Each record below should be output verbatim, without pictures.

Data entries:
════
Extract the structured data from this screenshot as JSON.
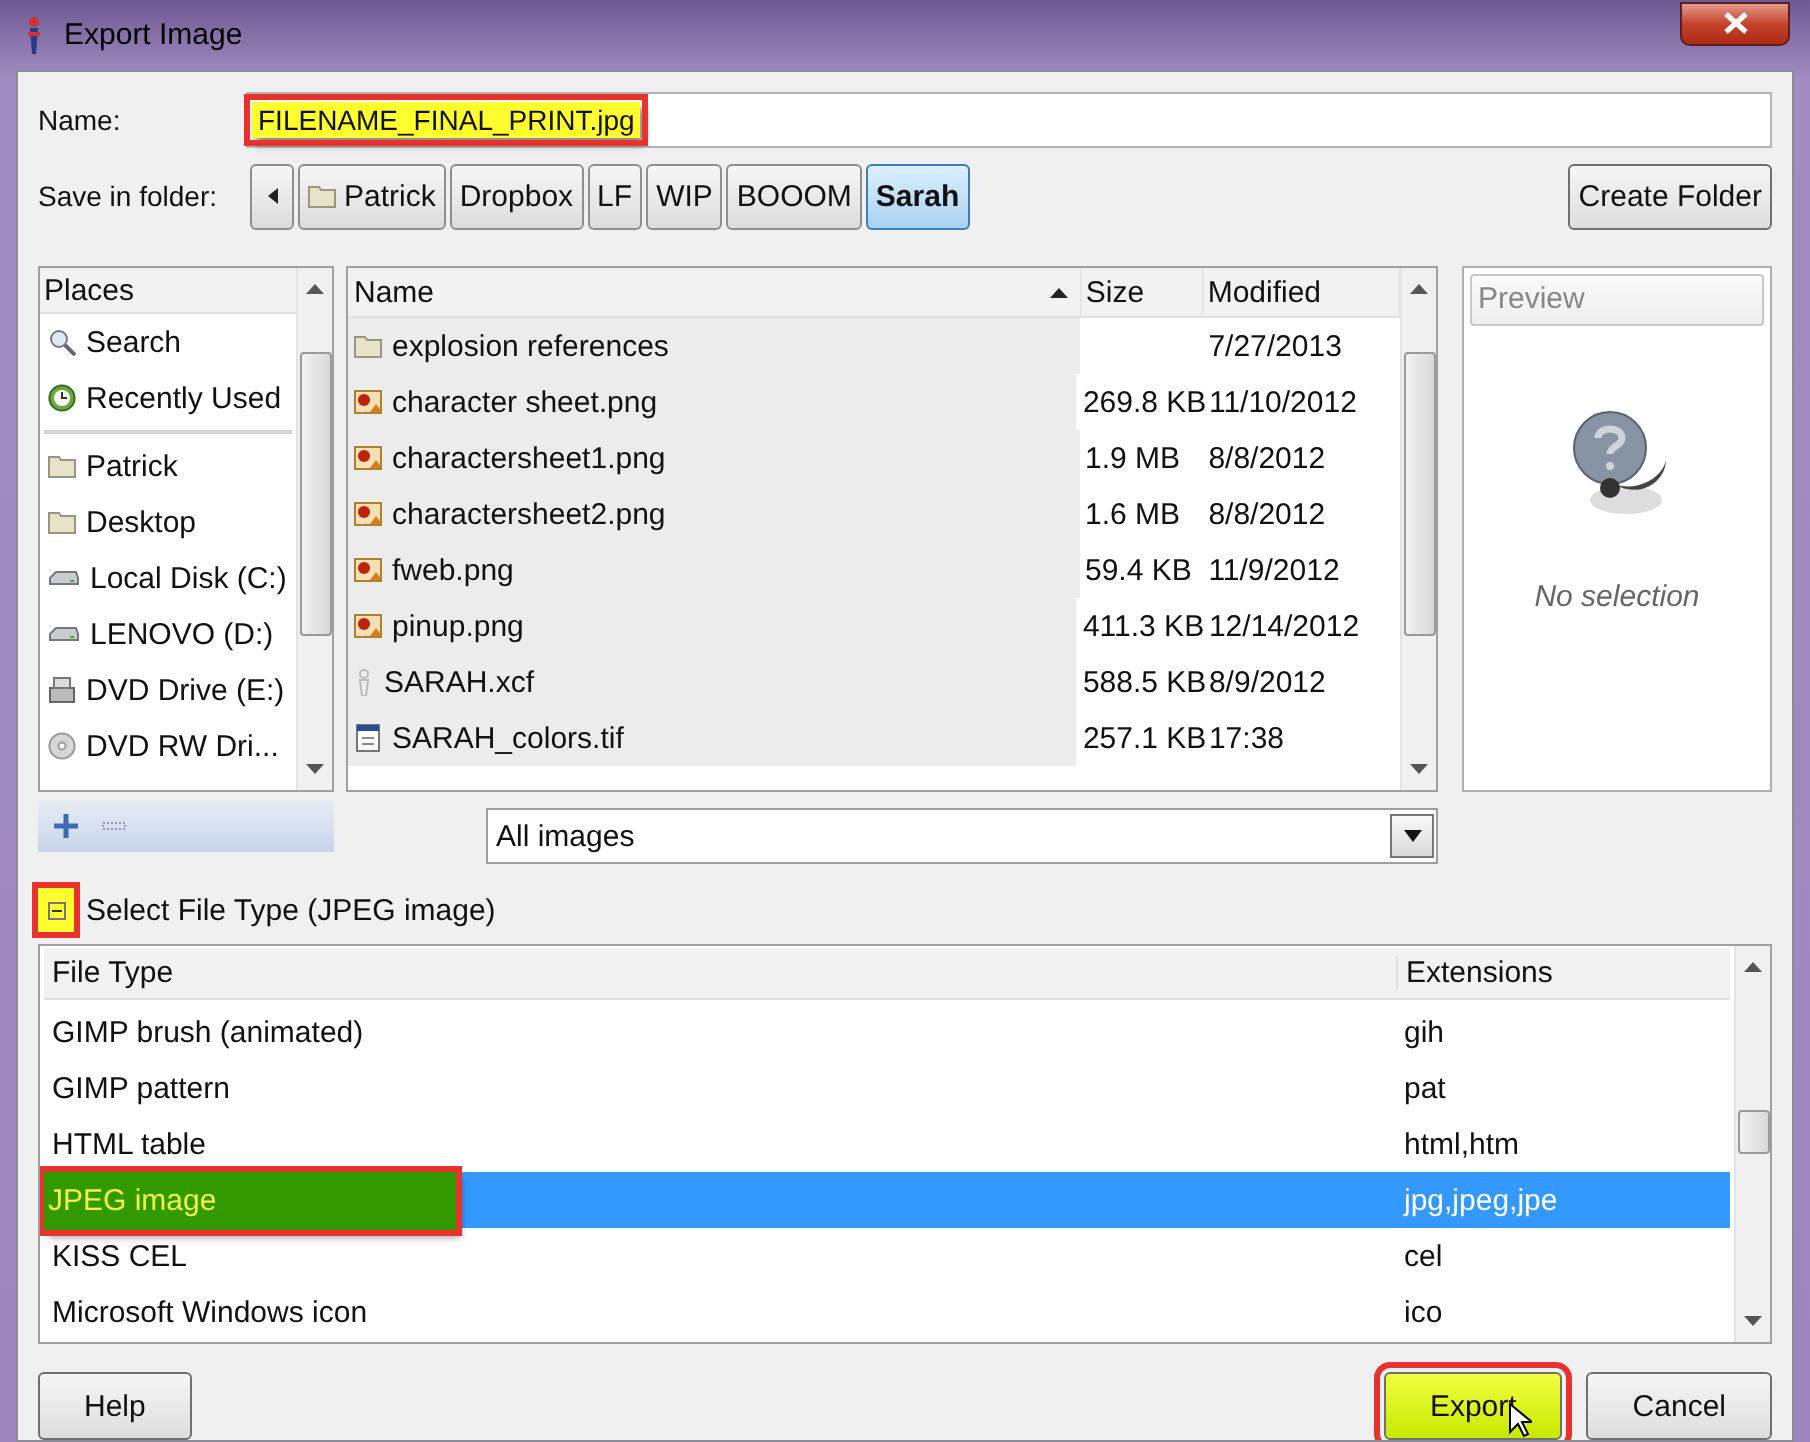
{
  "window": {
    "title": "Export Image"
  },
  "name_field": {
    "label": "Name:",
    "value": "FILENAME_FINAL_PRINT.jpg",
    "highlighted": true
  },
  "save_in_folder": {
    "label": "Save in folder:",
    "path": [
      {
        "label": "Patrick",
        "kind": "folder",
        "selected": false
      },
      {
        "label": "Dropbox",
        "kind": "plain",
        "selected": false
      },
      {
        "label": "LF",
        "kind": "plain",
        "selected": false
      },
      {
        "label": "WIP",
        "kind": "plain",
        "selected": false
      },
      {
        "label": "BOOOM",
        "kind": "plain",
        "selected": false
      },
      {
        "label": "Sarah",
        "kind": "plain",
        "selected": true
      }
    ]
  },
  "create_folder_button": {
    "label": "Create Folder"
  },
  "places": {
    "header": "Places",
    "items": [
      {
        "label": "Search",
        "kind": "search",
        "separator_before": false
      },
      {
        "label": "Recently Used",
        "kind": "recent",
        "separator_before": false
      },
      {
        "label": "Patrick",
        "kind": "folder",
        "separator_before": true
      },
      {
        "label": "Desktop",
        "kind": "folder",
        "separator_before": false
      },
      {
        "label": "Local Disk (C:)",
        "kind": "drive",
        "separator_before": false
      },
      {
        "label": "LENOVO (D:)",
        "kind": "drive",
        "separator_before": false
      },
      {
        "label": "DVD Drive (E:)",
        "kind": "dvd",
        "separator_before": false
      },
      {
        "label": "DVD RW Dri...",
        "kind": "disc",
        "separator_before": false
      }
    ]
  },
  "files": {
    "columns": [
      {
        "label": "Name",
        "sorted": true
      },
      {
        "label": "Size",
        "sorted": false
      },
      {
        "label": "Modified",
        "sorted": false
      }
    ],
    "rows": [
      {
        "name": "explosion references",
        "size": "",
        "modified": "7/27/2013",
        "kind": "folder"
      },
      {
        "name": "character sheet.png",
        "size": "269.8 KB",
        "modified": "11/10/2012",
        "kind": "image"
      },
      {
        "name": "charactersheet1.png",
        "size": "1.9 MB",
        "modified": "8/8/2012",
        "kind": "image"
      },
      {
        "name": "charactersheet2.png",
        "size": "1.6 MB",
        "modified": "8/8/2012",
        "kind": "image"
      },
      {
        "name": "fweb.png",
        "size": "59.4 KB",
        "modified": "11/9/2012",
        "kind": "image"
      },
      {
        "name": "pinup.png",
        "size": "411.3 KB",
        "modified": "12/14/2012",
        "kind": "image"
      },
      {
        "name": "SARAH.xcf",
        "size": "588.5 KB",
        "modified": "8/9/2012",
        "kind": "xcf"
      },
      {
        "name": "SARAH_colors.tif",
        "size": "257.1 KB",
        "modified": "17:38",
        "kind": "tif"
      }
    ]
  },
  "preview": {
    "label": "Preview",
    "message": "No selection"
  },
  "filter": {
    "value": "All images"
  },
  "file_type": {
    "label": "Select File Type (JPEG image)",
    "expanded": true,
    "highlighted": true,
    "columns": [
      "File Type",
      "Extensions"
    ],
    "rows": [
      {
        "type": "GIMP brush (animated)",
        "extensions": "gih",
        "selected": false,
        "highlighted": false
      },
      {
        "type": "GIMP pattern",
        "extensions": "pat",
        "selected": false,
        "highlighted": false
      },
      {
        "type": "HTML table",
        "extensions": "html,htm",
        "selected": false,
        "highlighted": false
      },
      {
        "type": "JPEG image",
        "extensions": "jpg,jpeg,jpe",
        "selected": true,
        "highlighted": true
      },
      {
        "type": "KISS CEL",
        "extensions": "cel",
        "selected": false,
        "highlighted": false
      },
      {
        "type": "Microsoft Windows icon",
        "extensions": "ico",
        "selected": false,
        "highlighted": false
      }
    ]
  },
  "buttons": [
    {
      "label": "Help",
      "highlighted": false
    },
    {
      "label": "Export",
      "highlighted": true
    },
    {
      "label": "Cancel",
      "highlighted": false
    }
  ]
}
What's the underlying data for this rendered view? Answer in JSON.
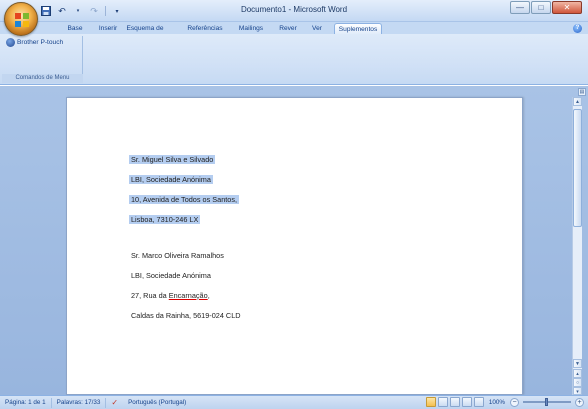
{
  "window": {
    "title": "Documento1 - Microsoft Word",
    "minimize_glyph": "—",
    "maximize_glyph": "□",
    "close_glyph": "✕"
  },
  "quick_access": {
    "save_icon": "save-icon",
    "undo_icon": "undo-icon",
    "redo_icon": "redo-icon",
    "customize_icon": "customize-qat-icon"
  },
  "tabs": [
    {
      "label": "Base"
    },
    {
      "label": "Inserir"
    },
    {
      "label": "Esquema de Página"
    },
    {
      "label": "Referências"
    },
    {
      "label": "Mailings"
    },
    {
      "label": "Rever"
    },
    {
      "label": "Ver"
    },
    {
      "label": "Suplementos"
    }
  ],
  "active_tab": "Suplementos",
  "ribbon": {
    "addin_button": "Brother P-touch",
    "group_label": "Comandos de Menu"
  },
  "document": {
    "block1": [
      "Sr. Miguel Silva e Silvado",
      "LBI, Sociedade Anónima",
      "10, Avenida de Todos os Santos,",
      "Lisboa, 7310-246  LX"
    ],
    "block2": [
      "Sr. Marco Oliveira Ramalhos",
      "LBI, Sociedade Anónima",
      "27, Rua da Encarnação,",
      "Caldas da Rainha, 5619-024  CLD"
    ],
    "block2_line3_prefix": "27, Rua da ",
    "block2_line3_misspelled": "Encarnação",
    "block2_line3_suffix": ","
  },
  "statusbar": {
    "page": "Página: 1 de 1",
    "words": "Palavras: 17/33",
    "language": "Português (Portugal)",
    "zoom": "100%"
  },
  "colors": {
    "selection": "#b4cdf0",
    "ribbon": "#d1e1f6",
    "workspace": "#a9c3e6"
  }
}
════
### Answer to the task
Extract the structured data from this screenshot as JSON.
{
  "window": {
    "title": "Export Image"
  },
  "name_field": {
    "label": "Name:",
    "value": "FILENAME_FINAL_PRINT.jpg",
    "highlighted": true
  },
  "save_in_folder": {
    "label": "Save in folder:",
    "path": [
      {
        "label": "Patrick",
        "kind": "folder",
        "selected": false
      },
      {
        "label": "Dropbox",
        "kind": "plain",
        "selected": false
      },
      {
        "label": "LF",
        "kind": "plain",
        "selected": false
      },
      {
        "label": "WIP",
        "kind": "plain",
        "selected": false
      },
      {
        "label": "BOOOM",
        "kind": "plain",
        "selected": false
      },
      {
        "label": "Sarah",
        "kind": "plain",
        "selected": true
      }
    ]
  },
  "create_folder_button": {
    "label": "Create Folder"
  },
  "places": {
    "header": "Places",
    "items": [
      {
        "label": "Search",
        "kind": "search",
        "separator_before": false
      },
      {
        "label": "Recently Used",
        "kind": "recent",
        "separator_before": false
      },
      {
        "label": "Patrick",
        "kind": "folder",
        "separator_before": true
      },
      {
        "label": "Desktop",
        "kind": "folder",
        "separator_before": false
      },
      {
        "label": "Local Disk (C:)",
        "kind": "drive",
        "separator_before": false
      },
      {
        "label": "LENOVO (D:)",
        "kind": "drive",
        "separator_before": false
      },
      {
        "label": "DVD Drive (E:)",
        "kind": "dvd",
        "separator_before": false
      },
      {
        "label": "DVD RW Dri...",
        "kind": "disc",
        "separator_before": false
      }
    ]
  },
  "files": {
    "columns": [
      {
        "label": "Name",
        "sorted": true
      },
      {
        "label": "Size",
        "sorted": false
      },
      {
        "label": "Modified",
        "sorted": false
      }
    ],
    "rows": [
      {
        "name": "explosion references",
        "size": "",
        "modified": "7/27/2013",
        "kind": "folder"
      },
      {
        "name": "character sheet.png",
        "size": "269.8 KB",
        "modified": "11/10/2012",
        "kind": "image"
      },
      {
        "name": "charactersheet1.png",
        "size": "1.9 MB",
        "modified": "8/8/2012",
        "kind": "image"
      },
      {
        "name": "charactersheet2.png",
        "size": "1.6 MB",
        "modified": "8/8/2012",
        "kind": "image"
      },
      {
        "name": "fweb.png",
        "size": "59.4 KB",
        "modified": "11/9/2012",
        "kind": "image"
      },
      {
        "name": "pinup.png",
        "size": "411.3 KB",
        "modified": "12/14/2012",
        "kind": "image"
      },
      {
        "name": "SARAH.xcf",
        "size": "588.5 KB",
        "modified": "8/9/2012",
        "kind": "xcf"
      },
      {
        "name": "SARAH_colors.tif",
        "size": "257.1 KB",
        "modified": "17:38",
        "kind": "tif"
      }
    ]
  },
  "preview": {
    "label": "Preview",
    "message": "No selection"
  },
  "filter": {
    "value": "All images"
  },
  "file_type": {
    "label": "Select File Type (JPEG image)",
    "expanded": true,
    "highlighted": true,
    "columns": [
      "File Type",
      "Extensions"
    ],
    "rows": [
      {
        "type": "GIMP brush (animated)",
        "extensions": "gih",
        "selected": false,
        "highlighted": false
      },
      {
        "type": "GIMP pattern",
        "extensions": "pat",
        "selected": false,
        "highlighted": false
      },
      {
        "type": "HTML table",
        "extensions": "html,htm",
        "selected": false,
        "highlighted": false
      },
      {
        "type": "JPEG image",
        "extensions": "jpg,jpeg,jpe",
        "selected": true,
        "highlighted": true
      },
      {
        "type": "KISS CEL",
        "extensions": "cel",
        "selected": false,
        "highlighted": false
      },
      {
        "type": "Microsoft Windows icon",
        "extensions": "ico",
        "selected": false,
        "highlighted": false
      }
    ]
  },
  "buttons": [
    {
      "label": "Help",
      "highlighted": false
    },
    {
      "label": "Export",
      "highlighted": true
    },
    {
      "label": "Cancel",
      "highlighted": false
    }
  ]
}
What's the underlying data for this rendered view? Answer in JSON.
{
  "window": {
    "title": "Documento1 - Microsoft Word",
    "minimize_glyph": "—",
    "maximize_glyph": "□",
    "close_glyph": "✕"
  },
  "quick_access": {
    "save_icon": "save-icon",
    "undo_icon": "undo-icon",
    "redo_icon": "redo-icon",
    "customize_icon": "customize-qat-icon"
  },
  "tabs": [
    {
      "label": "Base"
    },
    {
      "label": "Inserir"
    },
    {
      "label": "Esquema de Página"
    },
    {
      "label": "Referências"
    },
    {
      "label": "Mailings"
    },
    {
      "label": "Rever"
    },
    {
      "label": "Ver"
    },
    {
      "label": "Suplementos"
    }
  ],
  "active_tab": "Suplementos",
  "ribbon": {
    "addin_button": "Brother P-touch",
    "group_label": "Comandos de Menu"
  },
  "document": {
    "block1": [
      "Sr. Miguel Silva e Silvado",
      "LBI, Sociedade Anónima",
      "10, Avenida de Todos os Santos,",
      "Lisboa, 7310-246  LX"
    ],
    "block2": [
      "Sr. Marco Oliveira Ramalhos",
      "LBI, Sociedade Anónima",
      "27, Rua da Encarnação,",
      "Caldas da Rainha, 5619-024  CLD"
    ],
    "block2_line3_prefix": "27, Rua da ",
    "block2_line3_misspelled": "Encarnação",
    "block2_line3_suffix": ","
  },
  "statusbar": {
    "page": "Página: 1 de 1",
    "words": "Palavras: 17/33",
    "language": "Português (Portugal)",
    "zoom": "100%"
  },
  "colors": {
    "selection": "#b4cdf0",
    "ribbon": "#d1e1f6",
    "workspace": "#a9c3e6"
  }
}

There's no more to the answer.